** What you have to do **
Your response should consist of the records, reproduced exactly.

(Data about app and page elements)
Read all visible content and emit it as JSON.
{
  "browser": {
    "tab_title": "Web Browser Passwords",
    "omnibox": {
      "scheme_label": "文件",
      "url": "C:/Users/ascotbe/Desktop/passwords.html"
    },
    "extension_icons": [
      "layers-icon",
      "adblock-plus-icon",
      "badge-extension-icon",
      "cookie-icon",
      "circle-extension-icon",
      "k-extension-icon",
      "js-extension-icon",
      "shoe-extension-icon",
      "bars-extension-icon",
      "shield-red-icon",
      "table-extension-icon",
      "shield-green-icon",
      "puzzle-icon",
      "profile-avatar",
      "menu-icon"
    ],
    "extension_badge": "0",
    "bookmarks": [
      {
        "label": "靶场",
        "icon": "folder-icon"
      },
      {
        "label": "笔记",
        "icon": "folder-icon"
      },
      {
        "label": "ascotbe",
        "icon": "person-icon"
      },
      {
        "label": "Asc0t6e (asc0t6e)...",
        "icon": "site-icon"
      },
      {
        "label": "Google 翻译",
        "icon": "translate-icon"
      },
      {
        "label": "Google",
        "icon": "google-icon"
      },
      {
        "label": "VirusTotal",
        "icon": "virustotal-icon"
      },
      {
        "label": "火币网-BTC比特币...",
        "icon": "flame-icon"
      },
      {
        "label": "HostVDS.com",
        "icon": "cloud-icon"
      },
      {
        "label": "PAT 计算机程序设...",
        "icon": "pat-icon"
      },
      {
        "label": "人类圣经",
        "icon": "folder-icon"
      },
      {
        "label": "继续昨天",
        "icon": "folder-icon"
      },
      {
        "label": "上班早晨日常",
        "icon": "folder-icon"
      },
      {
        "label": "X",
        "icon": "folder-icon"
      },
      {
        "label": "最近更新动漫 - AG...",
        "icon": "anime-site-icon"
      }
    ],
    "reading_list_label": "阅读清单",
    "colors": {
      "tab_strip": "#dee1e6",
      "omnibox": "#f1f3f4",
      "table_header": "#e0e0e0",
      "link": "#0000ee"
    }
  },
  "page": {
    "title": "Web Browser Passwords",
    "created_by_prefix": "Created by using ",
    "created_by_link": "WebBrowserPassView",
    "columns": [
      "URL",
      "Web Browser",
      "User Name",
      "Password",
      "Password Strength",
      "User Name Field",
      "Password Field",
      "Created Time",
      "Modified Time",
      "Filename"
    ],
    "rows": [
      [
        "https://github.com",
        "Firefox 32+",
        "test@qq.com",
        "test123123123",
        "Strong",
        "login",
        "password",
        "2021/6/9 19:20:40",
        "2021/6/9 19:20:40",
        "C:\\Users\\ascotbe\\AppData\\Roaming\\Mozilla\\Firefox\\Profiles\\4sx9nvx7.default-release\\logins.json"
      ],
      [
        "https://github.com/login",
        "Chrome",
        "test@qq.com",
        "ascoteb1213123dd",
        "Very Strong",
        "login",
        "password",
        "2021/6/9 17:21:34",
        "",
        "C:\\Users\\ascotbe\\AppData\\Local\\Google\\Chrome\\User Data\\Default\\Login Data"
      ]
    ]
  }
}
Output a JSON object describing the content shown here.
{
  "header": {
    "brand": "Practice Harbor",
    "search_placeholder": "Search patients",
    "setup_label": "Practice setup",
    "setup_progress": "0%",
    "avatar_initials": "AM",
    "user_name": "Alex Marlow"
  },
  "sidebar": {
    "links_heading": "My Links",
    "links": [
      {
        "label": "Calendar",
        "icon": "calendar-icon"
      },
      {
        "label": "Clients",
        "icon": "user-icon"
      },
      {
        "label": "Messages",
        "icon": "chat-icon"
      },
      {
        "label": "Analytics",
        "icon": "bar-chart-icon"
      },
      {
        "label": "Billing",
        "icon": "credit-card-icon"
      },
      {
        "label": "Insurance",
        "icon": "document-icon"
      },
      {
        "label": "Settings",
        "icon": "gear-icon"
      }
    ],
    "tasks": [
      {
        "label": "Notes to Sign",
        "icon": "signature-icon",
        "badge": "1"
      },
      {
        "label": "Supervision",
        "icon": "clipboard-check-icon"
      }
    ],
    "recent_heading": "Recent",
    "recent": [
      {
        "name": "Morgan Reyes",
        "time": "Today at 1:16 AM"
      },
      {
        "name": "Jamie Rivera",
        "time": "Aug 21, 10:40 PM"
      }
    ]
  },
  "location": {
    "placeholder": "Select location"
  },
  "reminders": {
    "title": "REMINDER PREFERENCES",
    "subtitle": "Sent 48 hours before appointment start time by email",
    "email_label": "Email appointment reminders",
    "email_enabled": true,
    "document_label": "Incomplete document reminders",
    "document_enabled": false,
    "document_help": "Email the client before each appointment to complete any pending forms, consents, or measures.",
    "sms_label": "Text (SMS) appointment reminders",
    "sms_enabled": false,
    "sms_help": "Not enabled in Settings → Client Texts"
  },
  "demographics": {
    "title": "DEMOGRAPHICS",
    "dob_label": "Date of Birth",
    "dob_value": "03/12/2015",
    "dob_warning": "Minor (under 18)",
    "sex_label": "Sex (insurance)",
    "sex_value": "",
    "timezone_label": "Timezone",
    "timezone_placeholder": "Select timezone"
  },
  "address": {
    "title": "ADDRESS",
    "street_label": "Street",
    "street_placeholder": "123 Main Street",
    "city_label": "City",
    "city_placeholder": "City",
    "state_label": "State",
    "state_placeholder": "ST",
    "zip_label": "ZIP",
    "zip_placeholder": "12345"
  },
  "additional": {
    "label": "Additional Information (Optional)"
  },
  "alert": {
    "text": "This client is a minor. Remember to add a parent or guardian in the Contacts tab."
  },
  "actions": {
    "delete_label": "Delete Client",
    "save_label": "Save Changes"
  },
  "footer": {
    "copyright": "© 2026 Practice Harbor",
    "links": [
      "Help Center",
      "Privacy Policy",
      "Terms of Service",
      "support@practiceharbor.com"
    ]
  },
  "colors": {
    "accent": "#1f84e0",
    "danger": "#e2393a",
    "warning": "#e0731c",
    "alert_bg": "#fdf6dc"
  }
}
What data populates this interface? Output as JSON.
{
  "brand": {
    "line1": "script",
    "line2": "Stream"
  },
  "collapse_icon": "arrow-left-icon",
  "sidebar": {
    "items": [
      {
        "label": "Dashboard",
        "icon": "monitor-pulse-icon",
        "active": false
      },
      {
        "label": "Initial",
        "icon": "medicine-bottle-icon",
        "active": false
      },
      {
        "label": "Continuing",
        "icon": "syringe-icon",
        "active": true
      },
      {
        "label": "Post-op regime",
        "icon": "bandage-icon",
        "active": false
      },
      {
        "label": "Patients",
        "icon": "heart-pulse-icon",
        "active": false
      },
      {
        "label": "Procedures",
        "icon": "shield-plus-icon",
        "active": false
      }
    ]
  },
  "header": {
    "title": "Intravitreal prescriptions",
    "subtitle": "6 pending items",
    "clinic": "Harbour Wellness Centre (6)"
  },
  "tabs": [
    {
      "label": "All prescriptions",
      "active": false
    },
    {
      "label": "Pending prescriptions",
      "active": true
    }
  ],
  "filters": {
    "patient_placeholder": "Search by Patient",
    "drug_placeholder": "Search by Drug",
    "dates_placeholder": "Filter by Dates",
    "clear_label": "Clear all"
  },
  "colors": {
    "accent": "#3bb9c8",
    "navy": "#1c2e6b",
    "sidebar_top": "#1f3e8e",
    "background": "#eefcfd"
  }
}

** Exercise result **
Read all visible content and emit it as JSON.
{
  "browser": {
    "tab_title": "Web Browser Passwords",
    "omnibox": {
      "scheme_label": "文件",
      "url": "C:/Users/ascotbe/Desktop/passwords.html"
    },
    "extension_icons": [
      "layers-icon",
      "adblock-plus-icon",
      "badge-extension-icon",
      "cookie-icon",
      "circle-extension-icon",
      "k-extension-icon",
      "js-extension-icon",
      "shoe-extension-icon",
      "bars-extension-icon",
      "shield-red-icon",
      "table-extension-icon",
      "shield-green-icon",
      "puzzle-icon",
      "profile-avatar",
      "menu-icon"
    ],
    "extension_badge": "0",
    "bookmarks": [
      {
        "label": "靶场",
        "icon": "folder-icon"
      },
      {
        "label": "笔记",
        "icon": "folder-icon"
      },
      {
        "label": "ascotbe",
        "icon": "person-icon"
      },
      {
        "label": "Asc0t6e (asc0t6e)...",
        "icon": "site-icon"
      },
      {
        "label": "Google 翻译",
        "icon": "translate-icon"
      },
      {
        "label": "Google",
        "icon": "google-icon"
      },
      {
        "label": "VirusTotal",
        "icon": "virustotal-icon"
      },
      {
        "label": "火币网-BTC比特币...",
        "icon": "flame-icon"
      },
      {
        "label": "HostVDS.com",
        "icon": "cloud-icon"
      },
      {
        "label": "PAT 计算机程序设...",
        "icon": "pat-icon"
      },
      {
        "label": "人类圣经",
        "icon": "folder-icon"
      },
      {
        "label": "继续昨天",
        "icon": "folder-icon"
      },
      {
        "label": "上班早晨日常",
        "icon": "folder-icon"
      },
      {
        "label": "X",
        "icon": "folder-icon"
      },
      {
        "label": "最近更新动漫 - AG...",
        "icon": "anime-site-icon"
      }
    ],
    "reading_list_label": "阅读清单",
    "colors": {
      "tab_strip": "#dee1e6",
      "omnibox": "#f1f3f4",
      "table_header": "#e0e0e0",
      "link": "#0000ee"
    }
  },
  "page": {
    "title": "Web Browser Passwords",
    "created_by_prefix": "Created by using ",
    "created_by_link": "WebBrowserPassView",
    "columns": [
      "URL",
      "Web Browser",
      "User Name",
      "Password",
      "Password Strength",
      "User Name Field",
      "Password Field",
      "Created Time",
      "Modified Time",
      "Filename"
    ],
    "rows": [
      [
        "https://github.com",
        "Firefox 32+",
        "test@qq.com",
        "test123123123",
        "Strong",
        "login",
        "password",
        "2021/6/9 19:20:40",
        "2021/6/9 19:20:40",
        "C:\\Users\\ascotbe\\AppData\\Roaming\\Mozilla\\Firefox\\Profiles\\4sx9nvx7.default-release\\logins.json"
      ],
      [
        "https://github.com/login",
        "Chrome",
        "test@qq.com",
        "ascoteb1213123dd",
        "Very Strong",
        "login",
        "password",
        "2021/6/9 17:21:34",
        "",
        "C:\\Users\\ascotbe\\AppData\\Local\\Google\\Chrome\\User Data\\Default\\Login Data"
      ]
    ]
  }
}
Output a JSON object describing the content shown here.
{
  "header": {
    "brand": "Practice Harbor",
    "search_placeholder": "Search patients",
    "setup_label": "Practice setup",
    "setup_progress": "0%",
    "avatar_initials": "AM",
    "user_name": "Alex Marlow"
  },
  "sidebar": {
    "links_heading": "My Links",
    "links": [
      {
        "label": "Calendar",
        "icon": "calendar-icon"
      },
      {
        "label": "Clients",
        "icon": "user-icon"
      },
      {
        "label": "Messages",
        "icon": "chat-icon"
      },
      {
        "label": "Analytics",
        "icon": "bar-chart-icon"
      },
      {
        "label": "Billing",
        "icon": "credit-card-icon"
      },
      {
        "label": "Insurance",
        "icon": "document-icon"
      },
      {
        "label": "Settings",
        "icon": "gear-icon"
      }
    ],
    "tasks": [
      {
        "label": "Notes to Sign",
        "icon": "signature-icon",
        "badge": "1"
      },
      {
        "label": "Supervision",
        "icon": "clipboard-check-icon"
      }
    ],
    "recent_heading": "Recent",
    "recent": [
      {
        "name": "Morgan Reyes",
        "time": "Today at 1:16 AM"
      },
      {
        "name": "Jamie Rivera",
        "time": "Aug 21, 10:40 PM"
      }
    ]
  },
  "location": {
    "placeholder": "Select location"
  },
  "reminders": {
    "title": "REMINDER PREFERENCES",
    "subtitle": "Sent 48 hours before appointment start time by email",
    "email_label": "Email appointment reminders",
    "email_enabled": true,
    "document_label": "Incomplete document reminders",
    "document_enabled": false,
    "document_help": "Email the client before each appointment to complete any pending forms, consents, or measures.",
    "sms_label": "Text (SMS) appointment reminders",
    "sms_enabled": false,
    "sms_help": "Not enabled in Settings → Client Texts"
  },
  "demographics": {
    "title": "DEMOGRAPHICS",
    "dob_label": "Date of Birth",
    "dob_value": "03/12/2015",
    "dob_warning": "Minor (under 18)",
    "sex_label": "Sex (insurance)",
    "sex_value": "",
    "timezone_label": "Timezone",
    "timezone_placeholder": "Select timezone"
  },
  "address": {
    "title": "ADDRESS",
    "street_label": "Street",
    "street_placeholder": "123 Main Street",
    "city_label": "City",
    "city_placeholder": "City",
    "state_label": "State",
    "state_placeholder": "ST",
    "zip_label": "ZIP",
    "zip_placeholder": "12345"
  },
  "additional": {
    "label": "Additional Information (Optional)"
  },
  "alert": {
    "text": "This client is a minor. Remember to add a parent or guardian in the Contacts tab."
  },
  "actions": {
    "delete_label": "Delete Client",
    "save_label": "Save Changes"
  },
  "footer": {
    "copyright": "© 2026 Practice Harbor",
    "links": [
      "Help Center",
      "Privacy Policy",
      "Terms of Service",
      "support@practiceharbor.com"
    ]
  },
  "colors": {
    "accent": "#1f84e0",
    "danger": "#e2393a",
    "warning": "#e0731c",
    "alert_bg": "#fdf6dc"
  }
}
What data populates this interface? Output as JSON.
{
  "brand": {
    "line1": "script",
    "line2": "Stream"
  },
  "collapse_icon": "arrow-left-icon",
  "sidebar": {
    "items": [
      {
        "label": "Dashboard",
        "icon": "monitor-pulse-icon",
        "active": false
      },
      {
        "label": "Initial",
        "icon": "medicine-bottle-icon",
        "active": false
      },
      {
        "label": "Continuing",
        "icon": "syringe-icon",
        "active": true
      },
      {
        "label": "Post-op regime",
        "icon": "bandage-icon",
        "active": false
      },
      {
        "label": "Patients",
        "icon": "heart-pulse-icon",
        "active": false
      },
      {
        "label": "Procedures",
        "icon": "shield-plus-icon",
        "active": false
      }
    ]
  },
  "header": {
    "title": "Intravitreal prescriptions",
    "subtitle": "6 pending items",
    "clinic": "Harbour Wellness Centre (6)"
  },
  "tabs": [
    {
      "label": "All prescriptions",
      "active": false
    },
    {
      "label": "Pending prescriptions",
      "active": true
    }
  ],
  "filters": {
    "patient_placeholder": "Search by Patient",
    "drug_placeholder": "Search by Drug",
    "dates_placeholder": "Filter by Dates",
    "clear_label": "Clear all"
  },
  "colors": {
    "accent": "#3bb9c8",
    "navy": "#1c2e6b",
    "sidebar_top": "#1f3e8e",
    "background": "#eefcfd"
  }
}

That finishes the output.